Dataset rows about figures
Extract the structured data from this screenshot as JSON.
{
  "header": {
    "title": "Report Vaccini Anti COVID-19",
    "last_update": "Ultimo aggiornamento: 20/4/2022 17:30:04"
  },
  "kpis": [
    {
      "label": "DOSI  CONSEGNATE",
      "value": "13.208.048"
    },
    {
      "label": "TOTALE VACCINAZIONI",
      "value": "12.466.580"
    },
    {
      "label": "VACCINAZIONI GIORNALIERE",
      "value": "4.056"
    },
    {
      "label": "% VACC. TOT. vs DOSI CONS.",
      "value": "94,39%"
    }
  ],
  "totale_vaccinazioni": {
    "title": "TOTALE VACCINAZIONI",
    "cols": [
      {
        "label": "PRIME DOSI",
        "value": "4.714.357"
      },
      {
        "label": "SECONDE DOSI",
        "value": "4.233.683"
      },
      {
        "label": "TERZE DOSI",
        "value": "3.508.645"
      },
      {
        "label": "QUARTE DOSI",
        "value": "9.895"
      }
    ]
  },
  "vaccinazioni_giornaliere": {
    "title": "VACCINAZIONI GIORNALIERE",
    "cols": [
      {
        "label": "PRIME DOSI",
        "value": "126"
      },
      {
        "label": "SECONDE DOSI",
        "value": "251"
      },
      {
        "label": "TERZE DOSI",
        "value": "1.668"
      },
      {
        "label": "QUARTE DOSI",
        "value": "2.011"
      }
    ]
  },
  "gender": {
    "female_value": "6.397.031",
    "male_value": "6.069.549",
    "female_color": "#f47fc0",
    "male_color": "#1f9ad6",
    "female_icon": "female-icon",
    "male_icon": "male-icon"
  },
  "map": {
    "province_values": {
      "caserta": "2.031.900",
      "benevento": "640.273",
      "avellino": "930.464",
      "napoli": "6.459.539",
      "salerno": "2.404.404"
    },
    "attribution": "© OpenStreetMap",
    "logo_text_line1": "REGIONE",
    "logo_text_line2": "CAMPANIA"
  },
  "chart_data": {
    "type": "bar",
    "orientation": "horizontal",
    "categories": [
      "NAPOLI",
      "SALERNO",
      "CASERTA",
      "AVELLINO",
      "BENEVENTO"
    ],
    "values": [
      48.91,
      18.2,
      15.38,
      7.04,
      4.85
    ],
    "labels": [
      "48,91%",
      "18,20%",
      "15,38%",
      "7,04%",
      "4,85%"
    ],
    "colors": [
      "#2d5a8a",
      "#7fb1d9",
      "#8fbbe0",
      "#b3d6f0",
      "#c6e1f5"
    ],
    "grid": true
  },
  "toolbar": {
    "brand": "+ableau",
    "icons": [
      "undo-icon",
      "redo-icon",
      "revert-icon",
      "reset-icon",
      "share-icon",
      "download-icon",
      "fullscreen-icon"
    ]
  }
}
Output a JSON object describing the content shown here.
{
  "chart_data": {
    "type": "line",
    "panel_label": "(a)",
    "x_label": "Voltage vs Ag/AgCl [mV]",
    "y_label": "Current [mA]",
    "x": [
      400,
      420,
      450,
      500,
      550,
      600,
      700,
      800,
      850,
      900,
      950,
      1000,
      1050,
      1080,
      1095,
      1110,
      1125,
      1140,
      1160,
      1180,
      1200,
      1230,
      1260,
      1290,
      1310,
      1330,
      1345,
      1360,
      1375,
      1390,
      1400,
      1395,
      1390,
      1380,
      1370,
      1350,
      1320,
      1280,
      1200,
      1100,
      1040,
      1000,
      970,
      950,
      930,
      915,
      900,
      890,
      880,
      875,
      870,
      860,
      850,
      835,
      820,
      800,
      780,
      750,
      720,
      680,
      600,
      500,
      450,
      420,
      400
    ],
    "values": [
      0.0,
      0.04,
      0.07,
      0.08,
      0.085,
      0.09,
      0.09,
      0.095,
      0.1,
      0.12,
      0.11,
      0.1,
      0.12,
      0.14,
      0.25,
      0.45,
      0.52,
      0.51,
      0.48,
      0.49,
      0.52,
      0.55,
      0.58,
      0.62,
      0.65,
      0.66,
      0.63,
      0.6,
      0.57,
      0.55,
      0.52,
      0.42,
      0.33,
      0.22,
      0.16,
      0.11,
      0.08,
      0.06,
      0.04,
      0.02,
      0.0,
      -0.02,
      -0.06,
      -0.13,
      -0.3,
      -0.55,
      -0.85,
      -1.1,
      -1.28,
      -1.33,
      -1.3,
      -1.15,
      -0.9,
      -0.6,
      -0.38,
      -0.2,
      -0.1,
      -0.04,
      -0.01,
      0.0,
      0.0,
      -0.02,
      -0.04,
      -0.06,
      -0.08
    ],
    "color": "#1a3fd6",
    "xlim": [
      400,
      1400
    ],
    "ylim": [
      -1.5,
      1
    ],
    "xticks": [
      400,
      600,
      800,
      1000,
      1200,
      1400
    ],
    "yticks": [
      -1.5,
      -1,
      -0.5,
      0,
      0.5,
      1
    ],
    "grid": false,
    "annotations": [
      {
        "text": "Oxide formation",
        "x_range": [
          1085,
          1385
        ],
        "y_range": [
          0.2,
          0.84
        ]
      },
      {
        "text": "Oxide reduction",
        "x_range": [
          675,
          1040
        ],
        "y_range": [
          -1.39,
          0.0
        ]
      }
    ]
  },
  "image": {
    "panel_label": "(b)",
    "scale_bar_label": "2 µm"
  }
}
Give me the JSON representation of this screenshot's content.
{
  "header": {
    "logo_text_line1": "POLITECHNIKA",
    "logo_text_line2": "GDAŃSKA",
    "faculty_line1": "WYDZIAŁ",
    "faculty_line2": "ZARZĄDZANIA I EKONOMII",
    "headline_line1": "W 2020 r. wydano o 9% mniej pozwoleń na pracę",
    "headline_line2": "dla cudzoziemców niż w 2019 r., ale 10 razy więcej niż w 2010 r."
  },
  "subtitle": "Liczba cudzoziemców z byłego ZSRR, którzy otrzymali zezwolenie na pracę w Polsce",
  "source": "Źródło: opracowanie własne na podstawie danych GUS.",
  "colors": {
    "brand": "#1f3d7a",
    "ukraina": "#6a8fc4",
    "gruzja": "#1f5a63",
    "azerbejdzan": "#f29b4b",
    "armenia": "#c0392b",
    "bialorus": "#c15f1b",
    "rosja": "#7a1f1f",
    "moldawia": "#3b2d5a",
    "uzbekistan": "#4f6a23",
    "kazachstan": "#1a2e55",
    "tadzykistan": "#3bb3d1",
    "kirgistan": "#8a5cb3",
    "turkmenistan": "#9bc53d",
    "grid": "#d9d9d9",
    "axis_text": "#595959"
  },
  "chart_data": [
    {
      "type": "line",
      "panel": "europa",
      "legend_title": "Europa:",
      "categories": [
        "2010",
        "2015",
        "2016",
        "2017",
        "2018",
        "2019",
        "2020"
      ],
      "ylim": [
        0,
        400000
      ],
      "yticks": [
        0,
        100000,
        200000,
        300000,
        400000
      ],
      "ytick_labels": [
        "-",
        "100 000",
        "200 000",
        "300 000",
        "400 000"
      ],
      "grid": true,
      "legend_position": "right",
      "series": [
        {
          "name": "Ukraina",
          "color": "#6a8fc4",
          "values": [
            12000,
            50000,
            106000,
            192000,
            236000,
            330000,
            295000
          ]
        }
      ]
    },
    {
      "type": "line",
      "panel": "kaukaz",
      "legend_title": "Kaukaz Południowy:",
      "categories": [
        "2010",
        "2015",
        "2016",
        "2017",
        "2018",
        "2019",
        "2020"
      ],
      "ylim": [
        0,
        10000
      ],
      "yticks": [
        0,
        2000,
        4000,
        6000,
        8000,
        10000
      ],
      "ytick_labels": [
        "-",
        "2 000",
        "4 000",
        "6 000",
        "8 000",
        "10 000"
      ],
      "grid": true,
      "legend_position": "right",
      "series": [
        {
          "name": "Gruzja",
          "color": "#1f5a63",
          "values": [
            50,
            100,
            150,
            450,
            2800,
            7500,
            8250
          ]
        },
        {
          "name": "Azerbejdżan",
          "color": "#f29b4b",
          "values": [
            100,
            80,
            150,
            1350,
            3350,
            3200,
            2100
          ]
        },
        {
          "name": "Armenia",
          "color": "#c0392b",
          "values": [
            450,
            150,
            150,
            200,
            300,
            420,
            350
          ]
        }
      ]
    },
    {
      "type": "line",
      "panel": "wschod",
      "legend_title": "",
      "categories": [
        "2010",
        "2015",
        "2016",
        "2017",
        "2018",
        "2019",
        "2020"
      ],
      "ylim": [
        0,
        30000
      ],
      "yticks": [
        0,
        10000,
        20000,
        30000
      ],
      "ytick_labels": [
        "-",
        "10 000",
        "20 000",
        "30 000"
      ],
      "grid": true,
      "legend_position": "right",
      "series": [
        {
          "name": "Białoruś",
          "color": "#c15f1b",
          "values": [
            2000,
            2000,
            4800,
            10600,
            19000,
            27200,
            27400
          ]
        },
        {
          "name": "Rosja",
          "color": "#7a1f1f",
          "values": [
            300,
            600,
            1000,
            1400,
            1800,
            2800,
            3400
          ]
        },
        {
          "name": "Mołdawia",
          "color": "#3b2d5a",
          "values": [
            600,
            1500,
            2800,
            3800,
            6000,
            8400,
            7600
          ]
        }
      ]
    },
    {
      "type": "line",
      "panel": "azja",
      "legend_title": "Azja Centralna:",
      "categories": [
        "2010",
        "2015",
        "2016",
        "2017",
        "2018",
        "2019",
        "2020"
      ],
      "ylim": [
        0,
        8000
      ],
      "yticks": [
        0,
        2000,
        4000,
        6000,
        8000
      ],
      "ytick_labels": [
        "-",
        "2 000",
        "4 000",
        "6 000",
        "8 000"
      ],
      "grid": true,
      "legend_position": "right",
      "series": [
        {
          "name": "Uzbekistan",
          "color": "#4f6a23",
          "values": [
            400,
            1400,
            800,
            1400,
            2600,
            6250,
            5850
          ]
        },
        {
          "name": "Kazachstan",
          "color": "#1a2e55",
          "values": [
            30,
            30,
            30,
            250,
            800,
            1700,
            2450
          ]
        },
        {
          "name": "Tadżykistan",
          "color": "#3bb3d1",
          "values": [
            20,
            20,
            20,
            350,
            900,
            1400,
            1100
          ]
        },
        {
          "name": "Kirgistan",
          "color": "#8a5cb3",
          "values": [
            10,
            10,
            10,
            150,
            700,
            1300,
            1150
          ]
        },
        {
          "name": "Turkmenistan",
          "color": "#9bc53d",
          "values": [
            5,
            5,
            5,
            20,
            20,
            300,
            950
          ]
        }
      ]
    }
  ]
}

→ To do
Go through the entries above and pull out each line with "this" in it.

→ Reply to the task
Extract the structured data from this screenshot as JSON.
Give me the JSON representation of this screenshot's content.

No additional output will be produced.